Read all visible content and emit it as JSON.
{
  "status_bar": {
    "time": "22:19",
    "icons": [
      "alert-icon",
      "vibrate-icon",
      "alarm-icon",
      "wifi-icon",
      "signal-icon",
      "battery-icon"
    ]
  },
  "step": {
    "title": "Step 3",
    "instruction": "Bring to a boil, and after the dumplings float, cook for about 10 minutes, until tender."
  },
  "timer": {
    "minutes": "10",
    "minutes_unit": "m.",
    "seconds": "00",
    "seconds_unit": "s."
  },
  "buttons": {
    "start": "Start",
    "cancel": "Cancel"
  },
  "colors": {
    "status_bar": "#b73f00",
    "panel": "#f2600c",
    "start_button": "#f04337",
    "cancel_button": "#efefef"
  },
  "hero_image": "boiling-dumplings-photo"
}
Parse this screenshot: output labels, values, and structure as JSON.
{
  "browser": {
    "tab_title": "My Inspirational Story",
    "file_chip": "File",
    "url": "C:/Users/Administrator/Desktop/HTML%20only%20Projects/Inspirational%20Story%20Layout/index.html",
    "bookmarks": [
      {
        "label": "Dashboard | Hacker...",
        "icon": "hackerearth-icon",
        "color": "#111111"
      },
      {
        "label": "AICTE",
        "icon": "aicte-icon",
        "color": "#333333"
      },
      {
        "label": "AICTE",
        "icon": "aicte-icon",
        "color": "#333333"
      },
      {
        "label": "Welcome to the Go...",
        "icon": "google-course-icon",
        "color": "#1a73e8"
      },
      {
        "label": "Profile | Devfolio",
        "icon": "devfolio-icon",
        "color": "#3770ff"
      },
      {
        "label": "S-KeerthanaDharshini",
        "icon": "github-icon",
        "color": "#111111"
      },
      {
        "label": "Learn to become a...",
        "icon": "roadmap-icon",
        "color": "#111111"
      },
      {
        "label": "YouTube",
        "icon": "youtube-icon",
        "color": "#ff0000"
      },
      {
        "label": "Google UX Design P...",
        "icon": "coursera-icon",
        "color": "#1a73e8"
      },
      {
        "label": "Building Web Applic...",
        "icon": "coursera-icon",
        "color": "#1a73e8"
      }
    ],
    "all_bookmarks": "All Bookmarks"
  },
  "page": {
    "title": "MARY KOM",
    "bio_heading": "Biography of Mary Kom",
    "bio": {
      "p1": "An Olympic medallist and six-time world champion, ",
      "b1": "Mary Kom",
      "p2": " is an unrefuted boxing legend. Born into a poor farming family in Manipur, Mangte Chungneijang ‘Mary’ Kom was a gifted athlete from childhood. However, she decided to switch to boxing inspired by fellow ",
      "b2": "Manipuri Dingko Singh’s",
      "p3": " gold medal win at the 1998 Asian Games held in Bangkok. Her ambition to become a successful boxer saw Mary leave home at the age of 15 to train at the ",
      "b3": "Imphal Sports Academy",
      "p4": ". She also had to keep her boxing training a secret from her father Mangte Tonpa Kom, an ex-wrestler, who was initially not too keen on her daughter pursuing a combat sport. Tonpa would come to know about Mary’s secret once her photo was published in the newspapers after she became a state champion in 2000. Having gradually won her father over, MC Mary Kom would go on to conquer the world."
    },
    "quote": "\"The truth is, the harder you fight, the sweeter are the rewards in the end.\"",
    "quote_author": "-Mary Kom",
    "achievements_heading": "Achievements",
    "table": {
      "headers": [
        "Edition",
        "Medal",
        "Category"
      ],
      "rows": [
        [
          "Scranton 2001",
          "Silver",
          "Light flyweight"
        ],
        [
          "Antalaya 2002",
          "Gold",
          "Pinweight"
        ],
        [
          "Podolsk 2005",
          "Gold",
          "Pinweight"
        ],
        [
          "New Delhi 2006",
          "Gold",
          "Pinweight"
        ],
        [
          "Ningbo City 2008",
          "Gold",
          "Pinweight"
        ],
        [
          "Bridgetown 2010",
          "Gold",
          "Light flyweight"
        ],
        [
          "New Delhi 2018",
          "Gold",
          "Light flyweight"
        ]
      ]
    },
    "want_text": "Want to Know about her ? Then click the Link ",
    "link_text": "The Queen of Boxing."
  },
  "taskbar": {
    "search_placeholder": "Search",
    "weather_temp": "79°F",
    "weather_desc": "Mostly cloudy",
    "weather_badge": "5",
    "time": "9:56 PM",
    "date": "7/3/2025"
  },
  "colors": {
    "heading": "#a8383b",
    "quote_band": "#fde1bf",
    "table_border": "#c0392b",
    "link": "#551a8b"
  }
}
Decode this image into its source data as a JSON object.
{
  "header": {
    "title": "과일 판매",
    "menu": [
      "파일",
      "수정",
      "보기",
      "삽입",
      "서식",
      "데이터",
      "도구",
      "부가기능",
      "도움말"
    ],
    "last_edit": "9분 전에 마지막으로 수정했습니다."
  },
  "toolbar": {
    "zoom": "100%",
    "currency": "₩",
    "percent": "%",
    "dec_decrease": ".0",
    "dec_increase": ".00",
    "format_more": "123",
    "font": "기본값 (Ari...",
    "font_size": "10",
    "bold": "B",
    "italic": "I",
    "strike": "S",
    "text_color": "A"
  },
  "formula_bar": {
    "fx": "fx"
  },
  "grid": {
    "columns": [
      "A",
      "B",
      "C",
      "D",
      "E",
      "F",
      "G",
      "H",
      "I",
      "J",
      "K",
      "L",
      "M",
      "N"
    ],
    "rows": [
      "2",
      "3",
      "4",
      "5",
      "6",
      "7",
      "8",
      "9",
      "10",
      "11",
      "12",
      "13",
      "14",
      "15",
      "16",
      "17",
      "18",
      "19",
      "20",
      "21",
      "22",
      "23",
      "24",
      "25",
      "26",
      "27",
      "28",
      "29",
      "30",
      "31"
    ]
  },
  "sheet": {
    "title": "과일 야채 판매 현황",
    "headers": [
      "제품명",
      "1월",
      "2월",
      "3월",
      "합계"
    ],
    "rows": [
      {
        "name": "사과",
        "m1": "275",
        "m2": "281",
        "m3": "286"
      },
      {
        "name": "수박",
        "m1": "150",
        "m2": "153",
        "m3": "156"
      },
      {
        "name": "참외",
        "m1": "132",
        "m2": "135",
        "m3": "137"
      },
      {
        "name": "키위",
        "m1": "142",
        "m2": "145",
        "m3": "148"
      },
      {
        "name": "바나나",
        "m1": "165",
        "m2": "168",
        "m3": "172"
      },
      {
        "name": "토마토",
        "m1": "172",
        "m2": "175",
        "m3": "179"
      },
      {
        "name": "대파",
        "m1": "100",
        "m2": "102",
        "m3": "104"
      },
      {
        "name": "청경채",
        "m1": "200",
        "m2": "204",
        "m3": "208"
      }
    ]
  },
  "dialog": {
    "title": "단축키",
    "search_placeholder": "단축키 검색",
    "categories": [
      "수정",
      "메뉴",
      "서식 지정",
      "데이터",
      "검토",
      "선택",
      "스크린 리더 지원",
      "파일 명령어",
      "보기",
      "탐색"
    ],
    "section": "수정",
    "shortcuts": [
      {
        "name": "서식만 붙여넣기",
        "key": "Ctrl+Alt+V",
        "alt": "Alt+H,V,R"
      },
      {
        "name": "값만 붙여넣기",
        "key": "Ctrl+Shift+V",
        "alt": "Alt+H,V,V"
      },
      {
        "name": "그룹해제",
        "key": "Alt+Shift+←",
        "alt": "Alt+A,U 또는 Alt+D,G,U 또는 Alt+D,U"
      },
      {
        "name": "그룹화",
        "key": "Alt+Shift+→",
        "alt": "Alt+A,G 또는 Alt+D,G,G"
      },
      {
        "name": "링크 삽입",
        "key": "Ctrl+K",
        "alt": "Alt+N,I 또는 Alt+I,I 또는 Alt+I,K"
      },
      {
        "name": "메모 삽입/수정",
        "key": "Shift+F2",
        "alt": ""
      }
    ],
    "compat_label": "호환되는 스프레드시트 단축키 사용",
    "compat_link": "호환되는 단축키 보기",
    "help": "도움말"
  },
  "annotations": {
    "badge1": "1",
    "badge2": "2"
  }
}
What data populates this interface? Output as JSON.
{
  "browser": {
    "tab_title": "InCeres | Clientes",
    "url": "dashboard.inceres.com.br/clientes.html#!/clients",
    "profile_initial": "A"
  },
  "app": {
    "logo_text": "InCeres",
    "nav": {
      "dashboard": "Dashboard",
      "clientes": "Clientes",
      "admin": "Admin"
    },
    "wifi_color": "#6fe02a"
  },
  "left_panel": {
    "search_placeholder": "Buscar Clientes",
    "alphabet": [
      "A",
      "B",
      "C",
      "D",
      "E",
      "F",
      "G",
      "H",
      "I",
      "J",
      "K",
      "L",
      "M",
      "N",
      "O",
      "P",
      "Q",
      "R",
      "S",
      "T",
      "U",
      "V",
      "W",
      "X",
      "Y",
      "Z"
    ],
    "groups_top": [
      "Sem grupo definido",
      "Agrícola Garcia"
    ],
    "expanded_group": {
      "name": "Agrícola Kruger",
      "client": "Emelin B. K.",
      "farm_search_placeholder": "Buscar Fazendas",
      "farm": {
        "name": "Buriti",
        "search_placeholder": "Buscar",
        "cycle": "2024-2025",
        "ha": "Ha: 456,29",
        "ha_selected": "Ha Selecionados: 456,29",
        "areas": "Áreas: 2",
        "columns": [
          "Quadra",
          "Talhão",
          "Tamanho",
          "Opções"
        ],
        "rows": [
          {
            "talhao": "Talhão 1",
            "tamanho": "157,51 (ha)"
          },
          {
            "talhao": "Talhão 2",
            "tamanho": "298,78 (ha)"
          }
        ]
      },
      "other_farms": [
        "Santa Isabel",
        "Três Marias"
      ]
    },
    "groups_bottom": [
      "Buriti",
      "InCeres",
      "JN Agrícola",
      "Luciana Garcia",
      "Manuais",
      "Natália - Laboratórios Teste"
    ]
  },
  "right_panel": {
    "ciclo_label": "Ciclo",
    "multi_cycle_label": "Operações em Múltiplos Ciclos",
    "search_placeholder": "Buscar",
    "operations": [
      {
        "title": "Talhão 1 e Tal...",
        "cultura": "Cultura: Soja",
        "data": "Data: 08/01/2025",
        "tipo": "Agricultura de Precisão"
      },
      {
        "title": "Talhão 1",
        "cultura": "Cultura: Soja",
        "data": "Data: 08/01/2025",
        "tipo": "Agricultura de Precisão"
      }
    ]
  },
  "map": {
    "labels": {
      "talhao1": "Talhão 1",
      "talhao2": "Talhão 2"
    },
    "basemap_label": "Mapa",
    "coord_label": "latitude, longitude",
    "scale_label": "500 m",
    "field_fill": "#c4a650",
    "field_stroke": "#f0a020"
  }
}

▶ Exercise task:
Select and copy every line from the records that includes the word "Shift".

▶ Written solution:
        "key": "Ctrl+Shift+V",
        "key": "Alt+Shift+←",
        "key": "Alt+Shift+→",
        "key": "Shift+F2",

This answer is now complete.